▶ [What is expected]
Copy every line of the records below character for character, without adding, dropping, or changing anything.

▶ [Data provided]
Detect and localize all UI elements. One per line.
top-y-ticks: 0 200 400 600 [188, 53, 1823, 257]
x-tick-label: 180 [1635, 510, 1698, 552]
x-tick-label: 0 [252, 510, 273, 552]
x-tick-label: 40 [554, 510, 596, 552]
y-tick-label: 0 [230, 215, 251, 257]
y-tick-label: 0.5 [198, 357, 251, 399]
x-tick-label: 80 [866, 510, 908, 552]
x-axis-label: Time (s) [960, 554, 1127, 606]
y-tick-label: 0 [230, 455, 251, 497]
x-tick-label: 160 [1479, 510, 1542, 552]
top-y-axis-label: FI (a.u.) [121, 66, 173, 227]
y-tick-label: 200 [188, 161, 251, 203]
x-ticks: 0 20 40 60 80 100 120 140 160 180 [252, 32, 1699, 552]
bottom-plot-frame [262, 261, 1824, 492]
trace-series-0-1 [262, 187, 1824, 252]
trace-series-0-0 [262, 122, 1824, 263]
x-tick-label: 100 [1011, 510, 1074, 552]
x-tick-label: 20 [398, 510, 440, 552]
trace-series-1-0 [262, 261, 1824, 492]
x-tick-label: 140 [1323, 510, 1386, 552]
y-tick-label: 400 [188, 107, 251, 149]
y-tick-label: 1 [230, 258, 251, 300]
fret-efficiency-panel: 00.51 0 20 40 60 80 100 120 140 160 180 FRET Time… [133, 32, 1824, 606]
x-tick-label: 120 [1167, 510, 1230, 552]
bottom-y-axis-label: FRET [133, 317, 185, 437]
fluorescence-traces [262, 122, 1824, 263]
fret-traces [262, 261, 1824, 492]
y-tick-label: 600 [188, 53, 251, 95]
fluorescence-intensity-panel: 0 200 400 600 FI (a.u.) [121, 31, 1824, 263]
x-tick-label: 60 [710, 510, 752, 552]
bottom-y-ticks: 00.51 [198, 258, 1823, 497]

▶ [Response for this exercise]
Detect and localize all UI elements. One per line.
top-y-ticks: 0 200 400 600 [188, 53, 1823, 257]
x-tick-label: 180 [1635, 510, 1698, 552]
x-tick-label: 0 [252, 510, 273, 552]
x-tick-label: 40 [554, 510, 596, 552]
y-tick-label: 0 [230, 215, 251, 257]
y-tick-label: 0.5 [198, 357, 251, 399]
x-tick-label: 80 [866, 510, 908, 552]
x-axis-label: Time (s) [960, 554, 1127, 606]
y-tick-label: 0 [230, 455, 251, 497]
x-tick-label: 160 [1479, 510, 1542, 552]
top-y-axis-label: FI (a.u.) [121, 66, 173, 227]
y-tick-label: 200 [188, 161, 251, 203]
x-ticks: 0 20 40 60 80 100 120 140 160 180 [252, 32, 1699, 552]
bottom-plot-frame [262, 261, 1824, 492]
trace-series-0-1 [262, 187, 1824, 252]
trace-series-0-0 [262, 122, 1824, 263]
x-tick-label: 100 [1011, 510, 1074, 552]
x-tick-label: 20 [398, 510, 440, 552]
trace-series-1-0 [262, 261, 1824, 492]
x-tick-label: 140 [1323, 510, 1386, 552]
y-tick-label: 400 [188, 107, 251, 149]
y-tick-label: 1 [230, 258, 251, 300]
fret-efficiency-panel: 00.51 0 20 40 60 80 100 120 140 160 180 FRET Time… [133, 32, 1824, 606]
x-tick-label: 120 [1167, 510, 1230, 552]
bottom-y-axis-label: FRET [133, 317, 185, 437]
fluorescence-traces [262, 122, 1824, 263]
fret-traces [262, 261, 1824, 492]
y-tick-label: 600 [188, 53, 251, 95]
fluorescence-intensity-panel: 0 200 400 600 FI (a.u.) [121, 31, 1824, 263]
x-tick-label: 60 [710, 510, 752, 552]
bottom-y-ticks: 00.51 [198, 258, 1823, 497]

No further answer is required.